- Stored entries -
__________________________________________________

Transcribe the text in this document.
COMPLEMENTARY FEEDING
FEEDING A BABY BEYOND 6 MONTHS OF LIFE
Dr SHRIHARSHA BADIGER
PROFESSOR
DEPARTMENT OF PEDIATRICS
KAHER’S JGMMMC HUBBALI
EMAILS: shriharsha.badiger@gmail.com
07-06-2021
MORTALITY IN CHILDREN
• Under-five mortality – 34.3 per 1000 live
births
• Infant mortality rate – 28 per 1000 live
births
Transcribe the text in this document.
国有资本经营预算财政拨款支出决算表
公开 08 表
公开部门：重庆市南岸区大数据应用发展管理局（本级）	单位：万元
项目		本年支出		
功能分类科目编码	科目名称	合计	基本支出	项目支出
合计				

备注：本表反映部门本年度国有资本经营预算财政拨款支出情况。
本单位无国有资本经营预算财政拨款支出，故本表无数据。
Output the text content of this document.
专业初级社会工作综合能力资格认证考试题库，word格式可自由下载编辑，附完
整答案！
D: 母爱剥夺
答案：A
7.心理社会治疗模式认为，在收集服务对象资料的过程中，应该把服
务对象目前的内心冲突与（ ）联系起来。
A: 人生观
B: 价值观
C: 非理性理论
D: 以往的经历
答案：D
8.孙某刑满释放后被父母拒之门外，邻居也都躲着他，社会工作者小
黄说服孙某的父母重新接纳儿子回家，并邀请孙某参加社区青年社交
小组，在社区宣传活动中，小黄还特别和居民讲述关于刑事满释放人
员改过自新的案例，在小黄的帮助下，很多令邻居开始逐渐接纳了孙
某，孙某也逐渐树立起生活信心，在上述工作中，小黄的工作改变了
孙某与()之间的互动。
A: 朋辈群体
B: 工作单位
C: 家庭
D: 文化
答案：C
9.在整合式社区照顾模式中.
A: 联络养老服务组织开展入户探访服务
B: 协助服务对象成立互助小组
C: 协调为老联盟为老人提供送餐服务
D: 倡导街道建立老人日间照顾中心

__________________________________________________

- Exercise -
Go through the records and pull out each line that includes the word "live".

- Answer in full -
• Under-five mortality – 34.3 per 1000 live
• Infant mortality rate – 28 per 1000 live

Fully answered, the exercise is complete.